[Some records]
====================
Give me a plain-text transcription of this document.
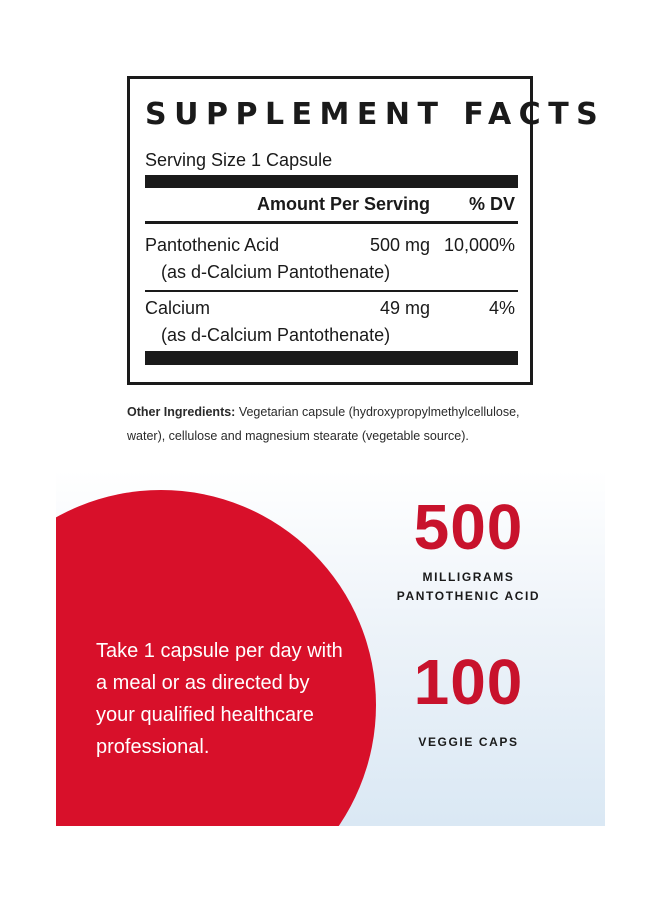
SUPPLEMENT FACTS
Serving Size 1 Capsule
Amount Per Serving % DV
Pantothenic Acid	500 mg 10,000%
(as d-Calcium Pantothenate)
Calcium	49 mg	4%
(as d-Calcium Pantothenate)
Other Ingredients: Vegetarian capsule (hydroxypropylmethylcellulose, water), cellulose and magnesium stearate (vegetable source).
Take 1 capsule per day with a meal or as directed by your qualified healthcare professional.
500
MILLIGRAMS
PANTOTHENIC ACID
100
VEGGIE CAPS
====================
Given exercise - Copy every entry word for word, but omit the pictures.

Written reply -
Give me a plain-text transcription of this document.
SUPPLEMENT FACTS
Serving Size 1 Capsule
Amount Per Serving % DV
Pantothenic Acid	500 mg 10,000%
(as d-Calcium Pantothenate)
Calcium	49 mg	4%
(as d-Calcium Pantothenate)
Other Ingredients: Vegetarian capsule (hydroxypropylmethylcellulose, water), cellulose and magnesium stearate (vegetable source).
Take 1 capsule per day with a meal or as directed by your qualified healthcare professional.
500
MILLIGRAMS
PANTOTHENIC ACID
100
VEGGIE CAPS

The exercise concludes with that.